→ JOB: Your task is to print all of the data word for word.

→ GIVEN DATA:

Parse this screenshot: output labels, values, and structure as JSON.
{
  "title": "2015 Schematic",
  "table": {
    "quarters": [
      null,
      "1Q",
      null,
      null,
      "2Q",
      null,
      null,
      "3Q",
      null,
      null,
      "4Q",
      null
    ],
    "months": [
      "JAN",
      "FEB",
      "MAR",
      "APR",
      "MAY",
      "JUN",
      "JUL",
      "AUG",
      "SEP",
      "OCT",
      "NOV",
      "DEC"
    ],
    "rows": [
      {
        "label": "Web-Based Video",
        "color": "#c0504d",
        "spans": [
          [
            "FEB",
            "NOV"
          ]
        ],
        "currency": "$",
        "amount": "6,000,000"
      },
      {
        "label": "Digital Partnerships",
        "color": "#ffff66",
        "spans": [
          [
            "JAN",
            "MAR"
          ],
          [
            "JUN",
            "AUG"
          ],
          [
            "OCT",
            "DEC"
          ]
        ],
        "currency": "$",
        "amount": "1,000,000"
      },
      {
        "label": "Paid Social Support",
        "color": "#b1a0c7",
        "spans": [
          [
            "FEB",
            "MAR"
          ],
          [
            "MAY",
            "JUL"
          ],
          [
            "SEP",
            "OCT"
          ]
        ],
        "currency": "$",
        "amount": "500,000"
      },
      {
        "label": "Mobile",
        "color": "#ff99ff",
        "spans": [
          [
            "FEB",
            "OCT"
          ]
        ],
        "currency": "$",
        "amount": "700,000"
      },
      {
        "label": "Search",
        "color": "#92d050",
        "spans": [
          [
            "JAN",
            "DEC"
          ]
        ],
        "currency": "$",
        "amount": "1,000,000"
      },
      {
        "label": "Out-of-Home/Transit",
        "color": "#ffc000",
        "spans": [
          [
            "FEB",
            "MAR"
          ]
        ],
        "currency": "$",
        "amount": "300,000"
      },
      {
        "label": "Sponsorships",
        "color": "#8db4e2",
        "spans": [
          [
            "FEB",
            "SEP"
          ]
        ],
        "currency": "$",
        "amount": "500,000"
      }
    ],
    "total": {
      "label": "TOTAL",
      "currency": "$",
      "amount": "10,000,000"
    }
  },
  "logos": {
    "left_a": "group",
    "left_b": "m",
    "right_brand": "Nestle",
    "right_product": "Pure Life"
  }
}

→ RESPONSE:
Parse this screenshot: output labels, values, and structure as JSON.
{
  "title": "2015 Schematic",
  "table": {
    "quarters": [
      null,
      "1Q",
      null,
      null,
      "2Q",
      null,
      null,
      "3Q",
      null,
      null,
      "4Q",
      null
    ],
    "months": [
      "JAN",
      "FEB",
      "MAR",
      "APR",
      "MAY",
      "JUN",
      "JUL",
      "AUG",
      "SEP",
      "OCT",
      "NOV",
      "DEC"
    ],
    "rows": [
      {
        "label": "Web-Based Video",
        "color": "#c0504d",
        "spans": [
          [
            "FEB",
            "NOV"
          ]
        ],
        "currency": "$",
        "amount": "6,000,000"
      },
      {
        "label": "Digital Partnerships",
        "color": "#ffff66",
        "spans": [
          [
            "JAN",
            "MAR"
          ],
          [
            "JUN",
            "AUG"
          ],
          [
            "OCT",
            "DEC"
          ]
        ],
        "currency": "$",
        "amount": "1,000,000"
      },
      {
        "label": "Paid Social Support",
        "color": "#b1a0c7",
        "spans": [
          [
            "FEB",
            "MAR"
          ],
          [
            "MAY",
            "JUL"
          ],
          [
            "SEP",
            "OCT"
          ]
        ],
        "currency": "$",
        "amount": "500,000"
      },
      {
        "label": "Mobile",
        "color": "#ff99ff",
        "spans": [
          [
            "FEB",
            "OCT"
          ]
        ],
        "currency": "$",
        "amount": "700,000"
      },
      {
        "label": "Search",
        "color": "#92d050",
        "spans": [
          [
            "JAN",
            "DEC"
          ]
        ],
        "currency": "$",
        "amount": "1,000,000"
      },
      {
        "label": "Out-of-Home/Transit",
        "color": "#ffc000",
        "spans": [
          [
            "FEB",
            "MAR"
          ]
        ],
        "currency": "$",
        "amount": "300,000"
      },
      {
        "label": "Sponsorships",
        "color": "#8db4e2",
        "spans": [
          [
            "FEB",
            "SEP"
          ]
        ],
        "currency": "$",
        "amount": "500,000"
      }
    ],
    "total": {
      "label": "TOTAL",
      "currency": "$",
      "amount": "10,000,000"
    }
  },
  "logos": {
    "left_a": "group",
    "left_b": "m",
    "right_brand": "Nestle",
    "right_product": "Pure Life"
  }
}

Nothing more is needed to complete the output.